▶ **SOURCE DOCUMENT**:
################

The analysis draws principally on interview accounts, but also uses documents to add additional contextual information to the overall narrative. Documentary sources consulted include position papers, reports and regulatory guidelines of relevant institutions including the Office of the President (Office of the President of Uruguay, Citation2023), the Institute for the Regulation and Control of Cannabis (Institute for the Regulation and Control of Cannabis, Citation2023), the Drug Control Board (Junta Nacional de Drogas, Citation2016), the Ministry of Public Health (Ministerio de Salud Pública, Citation2020) and the National Secretariat to Combat Money Laundering and Terrorist Financing (SENACLAFT, Citation2018), the United Nations Drug Conventions (United Nations, Citation1961; United Nations Convention against Illicit Traffic in Narcotic Drugs and Psychotropic Substances, Citation1988), the Financial Action Task Force International Anti-money Laundering Standards (Financial Action Task Force, Citation1990) the World Bank’s Financial Inclusion Initiative (World Bank, Citation2020a) and the USA Patriot Act (Citation2001) and US federal Controlled Substances Act (1970). News reports about the implementation process and information gathered from the websites of non-governmental organisations identified as relevant to the policy process were also analysed.

Except for four interviews, most (n = 39) were conducted in Spanish and face-to-face. For the interviews not conducted in person, these were carried out with international experts via Skype and in English, as this was the native language of these participants. Interviews were recorded, transcribed and uploaded to Nvivo qualitative software for analysis using an iterative, thematic approach. Interviews were analysed alongside documentary data to identify the most relevant external pressures and obligations – based on the perceptions of interview participants – to Uruguay’s cannabis policy process, organised by international treaties, international norms and practices and extraterritorial impacts of national legislation in other jurisdictions. To enhance the robustness of this work, direct quotes from participants are presented in the findings. Note that interview accounts represent the views of individual officials or representatives and not that of a government agency or organisation. All interviewees signed a written consent and agreed to being digitally recorded. This study received ethical approval from the University of Edinburgh’s School of Social and Political Science.

Results

International treaties and conventions

It had been widely expected that passage of Uruguay’s cannabis legislation would be jeopardised by its international obligations under the UN drug conventions, which limit its legal production, distribution and sale exclusively to medical and scientific purposes. According to one Uruguayan official, ‘we had problems with the INCB, with the International Narcotics Control Board’, commenting that ‘legalising [cannabis] strongly clashed with the Conventions of Vienna and Uruguay is very respectful of its international participation because it is a small country’.

################

Dataset entries
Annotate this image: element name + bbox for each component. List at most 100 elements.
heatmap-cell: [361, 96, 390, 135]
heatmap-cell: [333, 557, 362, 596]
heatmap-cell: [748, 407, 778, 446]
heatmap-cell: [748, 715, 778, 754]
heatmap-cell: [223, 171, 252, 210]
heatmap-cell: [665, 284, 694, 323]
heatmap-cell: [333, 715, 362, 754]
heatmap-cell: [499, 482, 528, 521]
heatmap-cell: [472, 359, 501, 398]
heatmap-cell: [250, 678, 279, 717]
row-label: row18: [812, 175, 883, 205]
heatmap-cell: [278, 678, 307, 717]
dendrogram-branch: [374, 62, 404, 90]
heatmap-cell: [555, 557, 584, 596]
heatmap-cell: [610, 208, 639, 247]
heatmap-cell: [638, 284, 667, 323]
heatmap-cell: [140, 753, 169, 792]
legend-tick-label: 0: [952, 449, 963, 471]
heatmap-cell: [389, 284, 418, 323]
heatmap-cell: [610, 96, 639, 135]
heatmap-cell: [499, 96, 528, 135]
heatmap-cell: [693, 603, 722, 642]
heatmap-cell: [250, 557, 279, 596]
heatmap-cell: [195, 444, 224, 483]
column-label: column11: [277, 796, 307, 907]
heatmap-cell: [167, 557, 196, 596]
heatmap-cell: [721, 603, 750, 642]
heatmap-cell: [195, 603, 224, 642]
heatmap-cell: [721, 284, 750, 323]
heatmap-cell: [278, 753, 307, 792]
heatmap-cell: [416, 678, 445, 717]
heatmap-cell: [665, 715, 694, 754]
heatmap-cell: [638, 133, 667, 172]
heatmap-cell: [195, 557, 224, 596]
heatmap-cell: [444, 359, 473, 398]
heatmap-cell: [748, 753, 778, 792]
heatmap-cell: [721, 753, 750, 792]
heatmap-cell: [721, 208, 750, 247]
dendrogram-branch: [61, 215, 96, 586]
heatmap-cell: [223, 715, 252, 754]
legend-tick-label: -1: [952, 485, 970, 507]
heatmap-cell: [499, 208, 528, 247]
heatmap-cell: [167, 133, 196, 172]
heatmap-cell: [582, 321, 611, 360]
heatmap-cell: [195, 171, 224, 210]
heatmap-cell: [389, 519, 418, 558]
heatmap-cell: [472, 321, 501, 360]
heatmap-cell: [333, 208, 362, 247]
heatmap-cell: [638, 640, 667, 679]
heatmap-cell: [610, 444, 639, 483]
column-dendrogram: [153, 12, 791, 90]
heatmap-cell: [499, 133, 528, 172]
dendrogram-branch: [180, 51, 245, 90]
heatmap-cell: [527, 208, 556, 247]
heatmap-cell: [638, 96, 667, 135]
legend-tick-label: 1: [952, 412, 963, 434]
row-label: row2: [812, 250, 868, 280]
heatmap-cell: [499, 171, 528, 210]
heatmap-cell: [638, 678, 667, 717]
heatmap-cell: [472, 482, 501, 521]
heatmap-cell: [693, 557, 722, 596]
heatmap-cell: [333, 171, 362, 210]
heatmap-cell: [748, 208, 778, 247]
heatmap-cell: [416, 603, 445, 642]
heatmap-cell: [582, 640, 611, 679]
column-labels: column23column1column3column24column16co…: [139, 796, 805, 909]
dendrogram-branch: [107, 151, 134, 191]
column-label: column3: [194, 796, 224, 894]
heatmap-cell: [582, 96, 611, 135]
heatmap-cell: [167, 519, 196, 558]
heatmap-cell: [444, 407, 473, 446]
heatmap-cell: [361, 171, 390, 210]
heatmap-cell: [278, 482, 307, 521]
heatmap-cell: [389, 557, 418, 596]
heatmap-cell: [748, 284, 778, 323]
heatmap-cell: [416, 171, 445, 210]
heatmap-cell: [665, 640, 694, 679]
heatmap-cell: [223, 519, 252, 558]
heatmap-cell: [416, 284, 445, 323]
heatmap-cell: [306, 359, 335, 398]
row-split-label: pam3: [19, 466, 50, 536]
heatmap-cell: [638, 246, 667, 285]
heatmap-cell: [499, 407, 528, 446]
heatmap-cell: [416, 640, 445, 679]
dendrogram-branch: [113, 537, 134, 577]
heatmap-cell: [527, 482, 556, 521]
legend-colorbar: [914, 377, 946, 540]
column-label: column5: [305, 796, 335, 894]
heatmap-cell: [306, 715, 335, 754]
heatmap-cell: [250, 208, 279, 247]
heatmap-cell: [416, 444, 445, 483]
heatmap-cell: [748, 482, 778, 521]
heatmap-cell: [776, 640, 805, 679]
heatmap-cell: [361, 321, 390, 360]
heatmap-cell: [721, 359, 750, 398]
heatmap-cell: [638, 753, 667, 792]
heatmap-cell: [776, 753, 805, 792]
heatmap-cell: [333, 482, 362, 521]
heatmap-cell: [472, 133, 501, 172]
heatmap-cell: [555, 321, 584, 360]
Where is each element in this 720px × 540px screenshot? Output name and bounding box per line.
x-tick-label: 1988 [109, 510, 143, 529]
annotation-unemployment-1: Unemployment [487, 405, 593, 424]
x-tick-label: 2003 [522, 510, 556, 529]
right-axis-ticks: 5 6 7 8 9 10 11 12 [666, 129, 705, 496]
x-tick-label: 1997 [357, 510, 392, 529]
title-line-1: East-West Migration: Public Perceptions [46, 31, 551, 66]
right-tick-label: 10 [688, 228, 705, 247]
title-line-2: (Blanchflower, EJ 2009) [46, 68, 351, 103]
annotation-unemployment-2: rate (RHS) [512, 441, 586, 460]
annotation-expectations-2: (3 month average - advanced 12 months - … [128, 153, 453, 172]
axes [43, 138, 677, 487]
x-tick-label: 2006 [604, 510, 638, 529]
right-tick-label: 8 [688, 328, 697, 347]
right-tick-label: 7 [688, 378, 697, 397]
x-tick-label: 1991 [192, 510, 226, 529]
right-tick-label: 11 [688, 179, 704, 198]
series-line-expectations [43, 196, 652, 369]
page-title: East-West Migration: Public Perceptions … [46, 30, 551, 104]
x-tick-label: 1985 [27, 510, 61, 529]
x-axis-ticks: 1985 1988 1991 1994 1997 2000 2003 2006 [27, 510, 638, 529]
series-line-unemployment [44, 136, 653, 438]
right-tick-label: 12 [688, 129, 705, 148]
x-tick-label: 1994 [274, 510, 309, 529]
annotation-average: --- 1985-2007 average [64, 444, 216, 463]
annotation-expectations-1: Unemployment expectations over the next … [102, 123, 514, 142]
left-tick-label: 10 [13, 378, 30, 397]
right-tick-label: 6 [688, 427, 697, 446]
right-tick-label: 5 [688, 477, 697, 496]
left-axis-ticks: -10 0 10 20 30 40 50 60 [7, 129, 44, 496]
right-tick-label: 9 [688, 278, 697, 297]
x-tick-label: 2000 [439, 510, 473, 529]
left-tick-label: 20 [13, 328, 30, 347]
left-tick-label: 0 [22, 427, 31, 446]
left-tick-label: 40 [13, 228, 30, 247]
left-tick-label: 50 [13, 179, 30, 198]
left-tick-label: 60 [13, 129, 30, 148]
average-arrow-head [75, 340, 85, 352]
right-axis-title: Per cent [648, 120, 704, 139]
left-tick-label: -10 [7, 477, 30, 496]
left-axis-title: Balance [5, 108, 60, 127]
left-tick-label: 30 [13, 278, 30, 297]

################

▶ **WORK ITEM**:
Can you copy the passage from the Uruguay cannabis policy source document between "It had been" and "a small country’.", inclusive?

▶ **COMPLETED TASK**:
It had been widely expected that passage of Uruguay’s cannabis legislation would be jeopardised by its international obligations under the UN drug conventions, which limit its legal production, distribution and sale exclusively to medical and scientific purposes. According to one Uruguayan official, ‘we had problems with the INCB, with the International Narcotics Control Board’, commenting that ‘legalising [cannabis] strongly clashed with the Conventions of Vienna and Uruguay is very respectful of its international participation because it is a small country’.